[Lines of data]
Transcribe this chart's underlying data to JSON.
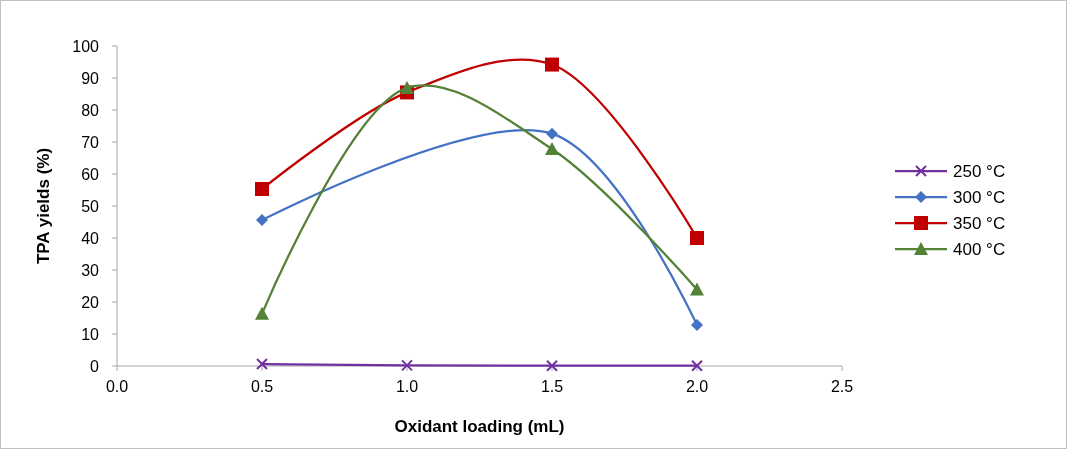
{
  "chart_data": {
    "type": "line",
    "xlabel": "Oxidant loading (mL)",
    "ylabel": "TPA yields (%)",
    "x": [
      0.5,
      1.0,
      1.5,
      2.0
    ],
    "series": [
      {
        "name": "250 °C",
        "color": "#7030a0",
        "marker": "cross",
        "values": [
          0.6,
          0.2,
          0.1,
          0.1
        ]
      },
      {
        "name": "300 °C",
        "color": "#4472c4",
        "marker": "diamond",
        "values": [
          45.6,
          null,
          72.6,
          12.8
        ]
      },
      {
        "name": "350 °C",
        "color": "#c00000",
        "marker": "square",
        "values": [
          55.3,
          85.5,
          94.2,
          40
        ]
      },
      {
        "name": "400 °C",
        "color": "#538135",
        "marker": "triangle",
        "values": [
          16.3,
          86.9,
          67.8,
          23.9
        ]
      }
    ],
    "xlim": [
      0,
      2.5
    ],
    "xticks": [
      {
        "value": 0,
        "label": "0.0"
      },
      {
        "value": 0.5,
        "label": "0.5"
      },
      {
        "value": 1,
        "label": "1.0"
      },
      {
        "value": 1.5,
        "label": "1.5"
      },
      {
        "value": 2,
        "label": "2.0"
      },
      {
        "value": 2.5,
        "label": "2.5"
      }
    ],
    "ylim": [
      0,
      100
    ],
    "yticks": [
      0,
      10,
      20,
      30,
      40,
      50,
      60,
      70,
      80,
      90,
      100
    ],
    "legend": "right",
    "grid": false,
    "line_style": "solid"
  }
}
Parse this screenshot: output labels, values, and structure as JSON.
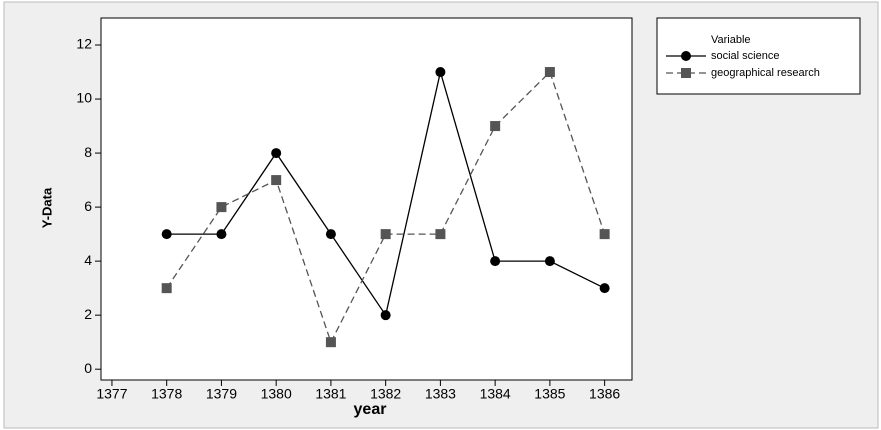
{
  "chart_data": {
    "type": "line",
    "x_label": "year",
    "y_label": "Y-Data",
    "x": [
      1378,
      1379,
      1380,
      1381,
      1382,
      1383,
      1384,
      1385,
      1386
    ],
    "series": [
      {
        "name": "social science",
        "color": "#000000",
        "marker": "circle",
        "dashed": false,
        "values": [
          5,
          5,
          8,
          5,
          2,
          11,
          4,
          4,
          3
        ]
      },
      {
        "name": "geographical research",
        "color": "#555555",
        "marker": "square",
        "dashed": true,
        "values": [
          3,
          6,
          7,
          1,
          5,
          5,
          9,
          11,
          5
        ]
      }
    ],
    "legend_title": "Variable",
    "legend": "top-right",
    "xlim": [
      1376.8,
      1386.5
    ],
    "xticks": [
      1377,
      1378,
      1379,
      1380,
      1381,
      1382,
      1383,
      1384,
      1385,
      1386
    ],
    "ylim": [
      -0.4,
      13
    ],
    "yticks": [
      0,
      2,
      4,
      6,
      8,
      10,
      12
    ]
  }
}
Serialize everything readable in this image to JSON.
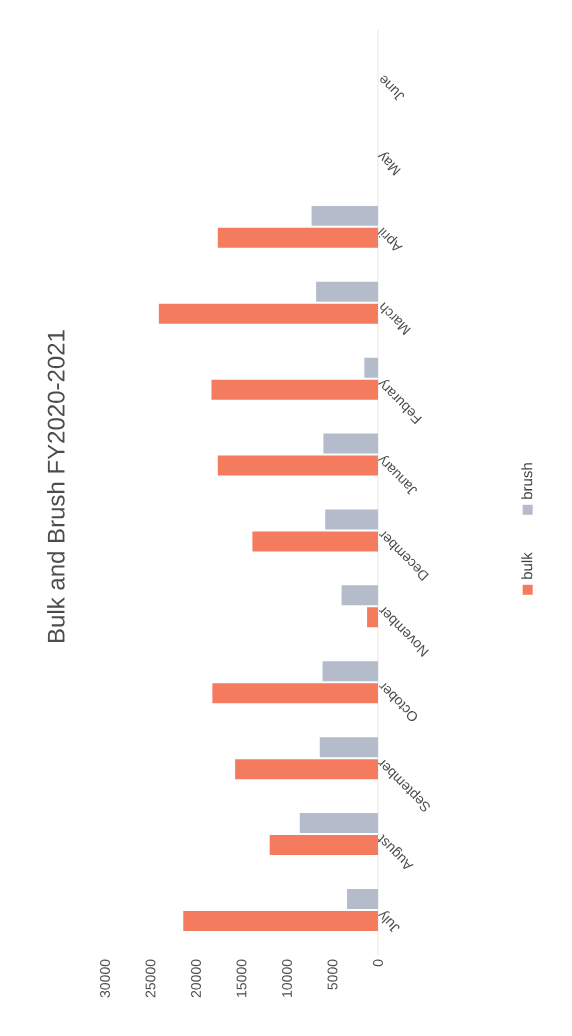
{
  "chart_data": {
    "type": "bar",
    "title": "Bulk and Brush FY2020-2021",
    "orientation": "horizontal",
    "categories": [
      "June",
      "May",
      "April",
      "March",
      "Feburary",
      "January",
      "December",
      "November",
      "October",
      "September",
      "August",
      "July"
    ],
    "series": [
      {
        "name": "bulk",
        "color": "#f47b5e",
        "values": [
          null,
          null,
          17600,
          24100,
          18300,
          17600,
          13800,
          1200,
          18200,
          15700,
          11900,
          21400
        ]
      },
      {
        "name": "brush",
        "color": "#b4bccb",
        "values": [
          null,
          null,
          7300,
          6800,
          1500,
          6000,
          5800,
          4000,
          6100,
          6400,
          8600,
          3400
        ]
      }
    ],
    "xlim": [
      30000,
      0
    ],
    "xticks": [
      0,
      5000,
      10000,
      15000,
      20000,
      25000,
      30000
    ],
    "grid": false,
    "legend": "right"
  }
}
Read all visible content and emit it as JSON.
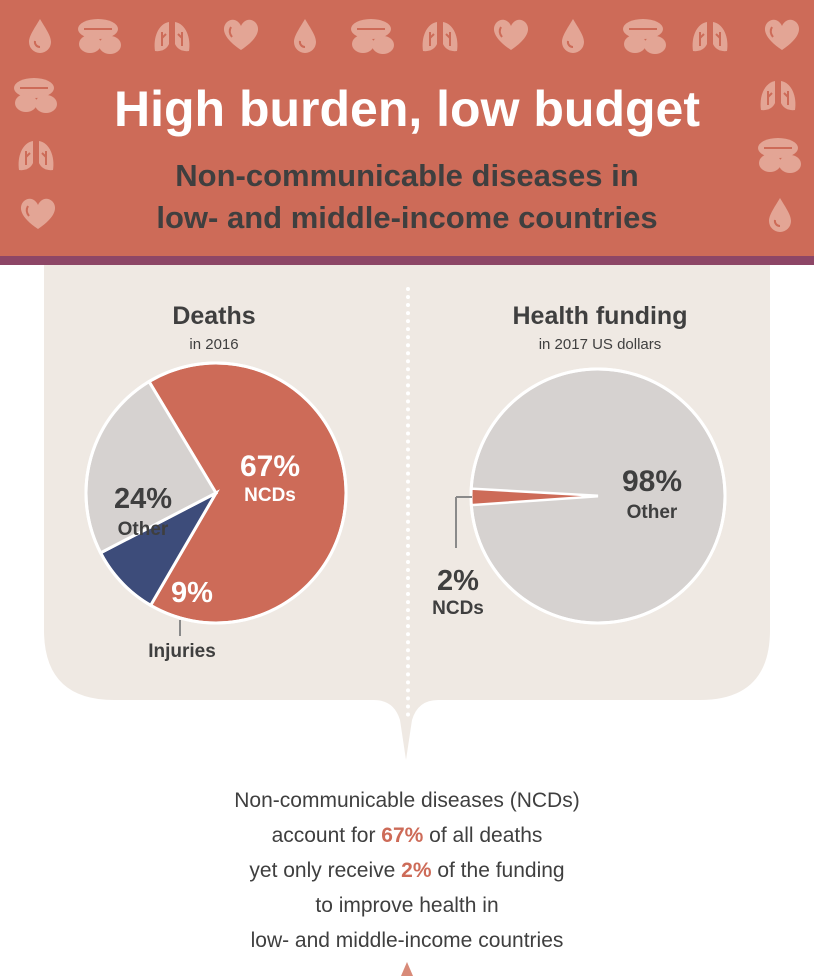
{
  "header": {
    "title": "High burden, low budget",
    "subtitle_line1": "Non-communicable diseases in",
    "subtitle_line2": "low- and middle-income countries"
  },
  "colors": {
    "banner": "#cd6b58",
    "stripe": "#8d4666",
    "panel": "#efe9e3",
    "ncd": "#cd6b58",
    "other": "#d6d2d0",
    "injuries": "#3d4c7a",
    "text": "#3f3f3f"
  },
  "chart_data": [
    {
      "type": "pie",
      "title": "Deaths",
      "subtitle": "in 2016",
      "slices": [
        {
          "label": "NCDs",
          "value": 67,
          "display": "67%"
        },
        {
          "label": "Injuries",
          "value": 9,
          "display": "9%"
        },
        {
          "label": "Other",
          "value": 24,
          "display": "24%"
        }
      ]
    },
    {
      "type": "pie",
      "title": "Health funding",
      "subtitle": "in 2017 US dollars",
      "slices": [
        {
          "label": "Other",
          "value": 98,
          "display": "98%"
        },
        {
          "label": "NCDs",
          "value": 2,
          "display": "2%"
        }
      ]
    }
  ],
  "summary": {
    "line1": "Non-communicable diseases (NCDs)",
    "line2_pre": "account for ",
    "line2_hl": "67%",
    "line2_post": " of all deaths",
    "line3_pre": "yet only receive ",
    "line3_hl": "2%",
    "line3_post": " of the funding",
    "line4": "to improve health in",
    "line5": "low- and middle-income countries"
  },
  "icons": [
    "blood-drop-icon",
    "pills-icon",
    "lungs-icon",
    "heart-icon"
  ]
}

Directions for this task
Transcribe each line above verbatim, with the pictures left out.

Full answer
Transcribe this chart's underlying data to JSON.
{
  "chart_data": {
    "type": "line",
    "xlabel": "Oxidant loading (mL)",
    "ylabel": "TPA yields (%)",
    "x": [
      0.5,
      1.0,
      1.5,
      2.0
    ],
    "series": [
      {
        "name": "250 °C",
        "color": "#7030a0",
        "marker": "cross",
        "values": [
          0.6,
          0.2,
          0.1,
          0.1
        ]
      },
      {
        "name": "300 °C",
        "color": "#4472c4",
        "marker": "diamond",
        "values": [
          45.6,
          null,
          72.6,
          12.8
        ]
      },
      {
        "name": "350 °C",
        "color": "#c00000",
        "marker": "square",
        "values": [
          55.3,
          85.5,
          94.2,
          40
        ]
      },
      {
        "name": "400 °C",
        "color": "#538135",
        "marker": "triangle",
        "values": [
          16.3,
          86.9,
          67.8,
          23.9
        ]
      }
    ],
    "xlim": [
      0,
      2.5
    ],
    "xticks": [
      {
        "value": 0,
        "label": "0.0"
      },
      {
        "value": 0.5,
        "label": "0.5"
      },
      {
        "value": 1,
        "label": "1.0"
      },
      {
        "value": 1.5,
        "label": "1.5"
      },
      {
        "value": 2,
        "label": "2.0"
      },
      {
        "value": 2.5,
        "label": "2.5"
      }
    ],
    "ylim": [
      0,
      100
    ],
    "yticks": [
      0,
      10,
      20,
      30,
      40,
      50,
      60,
      70,
      80,
      90,
      100
    ],
    "legend": "right",
    "grid": false,
    "line_style": "solid"
  }
}
Parse this screenshot: output labels, values, and structure as JSON.
{
  "chart_data": {
    "type": "line",
    "x_label": "year",
    "y_label": "Y-Data",
    "x": [
      1378,
      1379,
      1380,
      1381,
      1382,
      1383,
      1384,
      1385,
      1386
    ],
    "series": [
      {
        "name": "social science",
        "color": "#000000",
        "marker": "circle",
        "dashed": false,
        "values": [
          5,
          5,
          8,
          5,
          2,
          11,
          4,
          4,
          3
        ]
      },
      {
        "name": "geographical research",
        "color": "#555555",
        "marker": "square",
        "dashed": true,
        "values": [
          3,
          6,
          7,
          1,
          5,
          5,
          9,
          11,
          5
        ]
      }
    ],
    "legend_title": "Variable",
    "legend": "top-right",
    "xlim": [
      1376.8,
      1386.5
    ],
    "xticks": [
      1377,
      1378,
      1379,
      1380,
      1381,
      1382,
      1383,
      1384,
      1385,
      1386
    ],
    "ylim": [
      -0.4,
      13
    ],
    "yticks": [
      0,
      2,
      4,
      6,
      8,
      10,
      12
    ]
  }
}
Serialize everything readable in this image to JSON.
{
  "chart_data": {
    "type": "bar",
    "title": "Bulk and Brush FY2020-2021",
    "orientation": "horizontal",
    "categories": [
      "June",
      "May",
      "April",
      "March",
      "Feburary",
      "January",
      "December",
      "November",
      "October",
      "September",
      "August",
      "July"
    ],
    "series": [
      {
        "name": "bulk",
        "color": "#f47b5e",
        "values": [
          null,
          null,
          17600,
          24100,
          18300,
          17600,
          13800,
          1200,
          18200,
          15700,
          11900,
          21400
        ]
      },
      {
        "name": "brush",
        "color": "#b4bccb",
        "values": [
          null,
          null,
          7300,
          6800,
          1500,
          6000,
          5800,
          4000,
          6100,
          6400,
          8600,
          3400
        ]
      }
    ],
    "xlim": [
      30000,
      0
    ],
    "xticks": [
      0,
      5000,
      10000,
      15000,
      20000,
      25000,
      30000
    ],
    "grid": false,
    "legend": "right"
  }
}
Read all visible content and emit it as JSON.
{
  "header": {
    "title": "High burden, low budget",
    "subtitle_line1": "Non-communicable diseases in",
    "subtitle_line2": "low- and middle-income countries"
  },
  "colors": {
    "banner": "#cd6b58",
    "stripe": "#8d4666",
    "panel": "#efe9e3",
    "ncd": "#cd6b58",
    "other": "#d6d2d0",
    "injuries": "#3d4c7a",
    "text": "#3f3f3f"
  },
  "chart_data": [
    {
      "type": "pie",
      "title": "Deaths",
      "subtitle": "in 2016",
      "slices": [
        {
          "label": "NCDs",
          "value": 67,
          "display": "67%"
        },
        {
          "label": "Injuries",
          "value": 9,
          "display": "9%"
        },
        {
          "label": "Other",
          "value": 24,
          "display": "24%"
        }
      ]
    },
    {
      "type": "pie",
      "title": "Health funding",
      "subtitle": "in 2017 US dollars",
      "slices": [
        {
          "label": "Other",
          "value": 98,
          "display": "98%"
        },
        {
          "label": "NCDs",
          "value": 2,
          "display": "2%"
        }
      ]
    }
  ],
  "summary": {
    "line1": "Non-communicable diseases (NCDs)",
    "line2_pre": "account for ",
    "line2_hl": "67%",
    "line2_post": " of all deaths",
    "line3_pre": "yet only receive ",
    "line3_hl": "2%",
    "line3_post": " of the funding",
    "line4": "to improve health in",
    "line5": "low- and middle-income countries"
  },
  "icons": [
    "blood-drop-icon",
    "pills-icon",
    "lungs-icon",
    "heart-icon"
  ]
}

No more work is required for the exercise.